__What needs to be done__
The records below hold pictures; please leave those out and retype the rest exactly.
━━━━━ Exercise input
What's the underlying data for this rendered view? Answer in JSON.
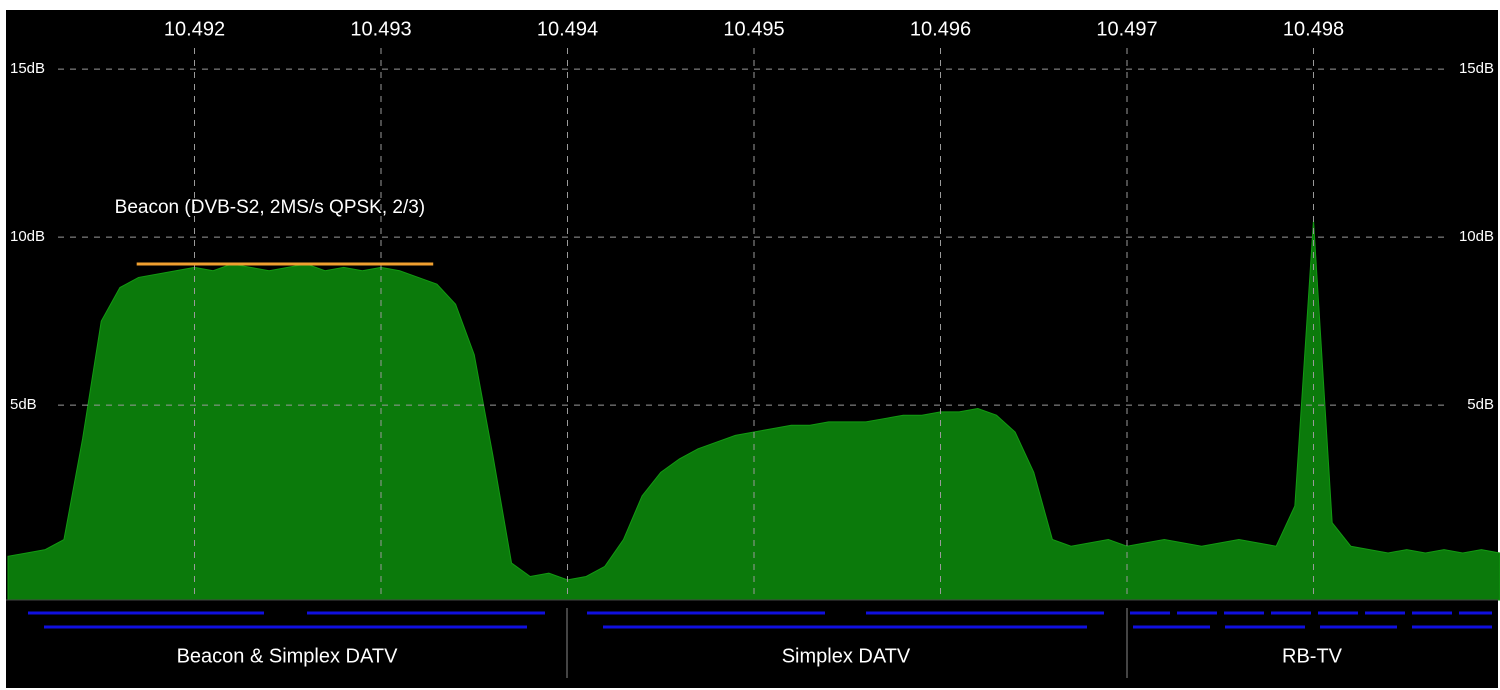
{
  "chart_data": {
    "type": "area",
    "x": [
      10.491,
      10.4911,
      10.4912,
      10.4913,
      10.4914,
      10.4915,
      10.4916,
      10.4917,
      10.4918,
      10.4919,
      10.492,
      10.4921,
      10.4922,
      10.4923,
      10.4924,
      10.4925,
      10.4926,
      10.4927,
      10.4928,
      10.4929,
      10.493,
      10.4931,
      10.4932,
      10.4933,
      10.4934,
      10.4935,
      10.4936,
      10.4937,
      10.4938,
      10.4939,
      10.494,
      10.4941,
      10.4942,
      10.4943,
      10.4944,
      10.4945,
      10.4946,
      10.4947,
      10.4948,
      10.4949,
      10.495,
      10.4951,
      10.4952,
      10.4953,
      10.4954,
      10.4955,
      10.4956,
      10.4957,
      10.4958,
      10.4959,
      10.496,
      10.4961,
      10.4962,
      10.4963,
      10.4964,
      10.4965,
      10.4966,
      10.4967,
      10.4968,
      10.4969,
      10.497,
      10.4971,
      10.4972,
      10.4973,
      10.4974,
      10.4975,
      10.4976,
      10.4977,
      10.4978,
      10.4979,
      10.498,
      10.4981,
      10.4982,
      10.4983,
      10.4984,
      10.4985,
      10.4986,
      10.4987,
      10.4988,
      10.4989,
      10.499
    ],
    "values": [
      0.5,
      0.6,
      0.7,
      1.0,
      4.0,
      7.5,
      8.5,
      8.8,
      8.9,
      9.0,
      9.1,
      9.0,
      9.2,
      9.1,
      9.0,
      9.1,
      9.2,
      9.0,
      9.1,
      9.0,
      9.1,
      9.0,
      8.8,
      8.6,
      8.0,
      6.5,
      3.5,
      0.3,
      -0.1,
      0.0,
      -0.2,
      -0.1,
      0.2,
      1.0,
      2.3,
      3.0,
      3.4,
      3.7,
      3.9,
      4.1,
      4.2,
      4.3,
      4.4,
      4.4,
      4.5,
      4.5,
      4.5,
      4.6,
      4.7,
      4.7,
      4.8,
      4.8,
      4.9,
      4.7,
      4.2,
      3.0,
      1.0,
      0.8,
      0.9,
      1.0,
      0.8,
      0.9,
      1.0,
      0.9,
      0.8,
      0.9,
      1.0,
      0.9,
      0.8,
      2.0,
      10.5,
      1.5,
      0.8,
      0.7,
      0.6,
      0.7,
      0.6,
      0.7,
      0.6,
      0.7,
      0.6
    ],
    "color": "#0b7a0b",
    "xlim": [
      10.491,
      10.499
    ],
    "xticks": [
      10.492,
      10.493,
      10.494,
      10.495,
      10.496,
      10.497,
      10.498
    ],
    "ylim": [
      -0.8,
      16.7
    ],
    "yticks": [
      {
        "value": 5,
        "label": "5dB"
      },
      {
        "value": 10,
        "label": "10dB"
      },
      {
        "value": 15,
        "label": "15dB"
      }
    ],
    "grid": true,
    "annotation": {
      "text": "Beacon (DVB-S2, 2MS/s QPSK, 2/3)",
      "x": [
        10.49169,
        10.49328
      ],
      "y": 9.2,
      "color": "#f0a030"
    }
  },
  "bands": [
    "Beacon & Simplex DATV",
    "Simplex DATV",
    "RB-TV"
  ]
}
━━━━━━━━━━
__Worked solution__
What's the underlying data for this rendered view? Answer in JSON.
{
  "chart_data": {
    "type": "area",
    "x": [
      10.491,
      10.4911,
      10.4912,
      10.4913,
      10.4914,
      10.4915,
      10.4916,
      10.4917,
      10.4918,
      10.4919,
      10.492,
      10.4921,
      10.4922,
      10.4923,
      10.4924,
      10.4925,
      10.4926,
      10.4927,
      10.4928,
      10.4929,
      10.493,
      10.4931,
      10.4932,
      10.4933,
      10.4934,
      10.4935,
      10.4936,
      10.4937,
      10.4938,
      10.4939,
      10.494,
      10.4941,
      10.4942,
      10.4943,
      10.4944,
      10.4945,
      10.4946,
      10.4947,
      10.4948,
      10.4949,
      10.495,
      10.4951,
      10.4952,
      10.4953,
      10.4954,
      10.4955,
      10.4956,
      10.4957,
      10.4958,
      10.4959,
      10.496,
      10.4961,
      10.4962,
      10.4963,
      10.4964,
      10.4965,
      10.4966,
      10.4967,
      10.4968,
      10.4969,
      10.497,
      10.4971,
      10.4972,
      10.4973,
      10.4974,
      10.4975,
      10.4976,
      10.4977,
      10.4978,
      10.4979,
      10.498,
      10.4981,
      10.4982,
      10.4983,
      10.4984,
      10.4985,
      10.4986,
      10.4987,
      10.4988,
      10.4989,
      10.499
    ],
    "values": [
      0.5,
      0.6,
      0.7,
      1.0,
      4.0,
      7.5,
      8.5,
      8.8,
      8.9,
      9.0,
      9.1,
      9.0,
      9.2,
      9.1,
      9.0,
      9.1,
      9.2,
      9.0,
      9.1,
      9.0,
      9.1,
      9.0,
      8.8,
      8.6,
      8.0,
      6.5,
      3.5,
      0.3,
      -0.1,
      0.0,
      -0.2,
      -0.1,
      0.2,
      1.0,
      2.3,
      3.0,
      3.4,
      3.7,
      3.9,
      4.1,
      4.2,
      4.3,
      4.4,
      4.4,
      4.5,
      4.5,
      4.5,
      4.6,
      4.7,
      4.7,
      4.8,
      4.8,
      4.9,
      4.7,
      4.2,
      3.0,
      1.0,
      0.8,
      0.9,
      1.0,
      0.8,
      0.9,
      1.0,
      0.9,
      0.8,
      0.9,
      1.0,
      0.9,
      0.8,
      2.0,
      10.5,
      1.5,
      0.8,
      0.7,
      0.6,
      0.7,
      0.6,
      0.7,
      0.6,
      0.7,
      0.6
    ],
    "color": "#0b7a0b",
    "xlim": [
      10.491,
      10.499
    ],
    "xticks": [
      10.492,
      10.493,
      10.494,
      10.495,
      10.496,
      10.497,
      10.498
    ],
    "ylim": [
      -0.8,
      16.7
    ],
    "yticks": [
      {
        "value": 5,
        "label": "5dB"
      },
      {
        "value": 10,
        "label": "10dB"
      },
      {
        "value": 15,
        "label": "15dB"
      }
    ],
    "grid": true,
    "annotation": {
      "text": "Beacon (DVB-S2, 2MS/s QPSK, 2/3)",
      "x": [
        10.49169,
        10.49328
      ],
      "y": 9.2,
      "color": "#f0a030"
    }
  },
  "bands": [
    "Beacon & Simplex DATV",
    "Simplex DATV",
    "RB-TV"
  ]
}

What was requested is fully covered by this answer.